Collect each line containing "иных".

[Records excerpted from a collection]
|---|

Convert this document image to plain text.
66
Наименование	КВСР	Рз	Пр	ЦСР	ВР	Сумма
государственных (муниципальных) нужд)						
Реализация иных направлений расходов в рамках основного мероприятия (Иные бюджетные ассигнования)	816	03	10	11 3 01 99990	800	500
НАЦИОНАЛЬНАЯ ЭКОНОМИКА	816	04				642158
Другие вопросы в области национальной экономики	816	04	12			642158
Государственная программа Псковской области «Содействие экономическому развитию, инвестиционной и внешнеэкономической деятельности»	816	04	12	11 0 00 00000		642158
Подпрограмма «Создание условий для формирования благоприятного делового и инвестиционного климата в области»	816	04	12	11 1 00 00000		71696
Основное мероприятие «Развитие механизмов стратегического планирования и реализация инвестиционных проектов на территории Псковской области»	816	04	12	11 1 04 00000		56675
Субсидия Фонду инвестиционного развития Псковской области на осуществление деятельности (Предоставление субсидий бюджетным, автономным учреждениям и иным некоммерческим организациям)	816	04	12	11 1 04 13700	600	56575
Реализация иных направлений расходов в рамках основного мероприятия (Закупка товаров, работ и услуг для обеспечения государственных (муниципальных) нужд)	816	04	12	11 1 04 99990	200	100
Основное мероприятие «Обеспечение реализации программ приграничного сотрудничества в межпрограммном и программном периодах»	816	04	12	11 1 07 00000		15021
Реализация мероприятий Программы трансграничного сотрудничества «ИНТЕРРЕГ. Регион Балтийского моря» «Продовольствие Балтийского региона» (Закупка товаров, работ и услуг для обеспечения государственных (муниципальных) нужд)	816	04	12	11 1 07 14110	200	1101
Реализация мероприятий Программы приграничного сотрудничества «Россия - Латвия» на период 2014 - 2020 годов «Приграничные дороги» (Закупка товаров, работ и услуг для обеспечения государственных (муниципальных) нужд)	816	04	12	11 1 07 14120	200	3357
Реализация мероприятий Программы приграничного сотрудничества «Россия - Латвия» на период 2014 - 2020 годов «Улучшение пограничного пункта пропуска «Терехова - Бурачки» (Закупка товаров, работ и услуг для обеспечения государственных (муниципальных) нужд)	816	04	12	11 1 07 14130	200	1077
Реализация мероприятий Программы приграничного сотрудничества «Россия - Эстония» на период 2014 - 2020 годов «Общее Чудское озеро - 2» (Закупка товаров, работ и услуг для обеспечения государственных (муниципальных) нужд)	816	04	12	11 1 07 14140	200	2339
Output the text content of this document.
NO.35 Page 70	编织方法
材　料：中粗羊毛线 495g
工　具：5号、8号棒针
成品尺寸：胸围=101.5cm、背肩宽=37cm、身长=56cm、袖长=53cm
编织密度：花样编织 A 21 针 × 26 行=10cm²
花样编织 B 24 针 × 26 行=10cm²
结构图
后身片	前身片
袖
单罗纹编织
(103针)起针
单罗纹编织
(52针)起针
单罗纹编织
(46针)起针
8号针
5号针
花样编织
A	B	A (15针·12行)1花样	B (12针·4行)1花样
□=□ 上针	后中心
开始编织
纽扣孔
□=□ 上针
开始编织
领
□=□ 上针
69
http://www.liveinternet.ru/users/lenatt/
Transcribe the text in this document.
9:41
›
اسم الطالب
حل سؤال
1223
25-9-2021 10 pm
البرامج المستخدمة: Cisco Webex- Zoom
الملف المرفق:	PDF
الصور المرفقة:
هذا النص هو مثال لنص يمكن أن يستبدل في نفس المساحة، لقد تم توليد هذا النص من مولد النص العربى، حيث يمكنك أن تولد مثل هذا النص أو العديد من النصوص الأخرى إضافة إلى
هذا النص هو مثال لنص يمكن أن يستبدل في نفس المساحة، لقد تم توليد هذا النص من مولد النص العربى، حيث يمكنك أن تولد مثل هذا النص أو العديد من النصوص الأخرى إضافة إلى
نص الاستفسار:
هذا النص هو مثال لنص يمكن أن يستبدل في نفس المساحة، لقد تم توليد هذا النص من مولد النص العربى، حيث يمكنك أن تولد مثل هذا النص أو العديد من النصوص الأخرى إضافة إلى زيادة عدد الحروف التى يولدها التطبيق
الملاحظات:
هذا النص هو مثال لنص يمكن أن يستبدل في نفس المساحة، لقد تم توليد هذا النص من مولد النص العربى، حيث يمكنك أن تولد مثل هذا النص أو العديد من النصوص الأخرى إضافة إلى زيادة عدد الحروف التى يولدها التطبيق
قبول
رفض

|---|

> Answer to this exercise:
Реализация иных направлений расходов в рамках основного мероприятия (Иные бюджетные ассигнования)	816	03	10	11 3 01 99990	800	500
Реализация иных направлений расходов в рамках основного мероприятия (Закупка товаров, работ и услуг для обеспечения государственных (муниципальных) нужд)	816	04	12	11 1 04 99990	200	100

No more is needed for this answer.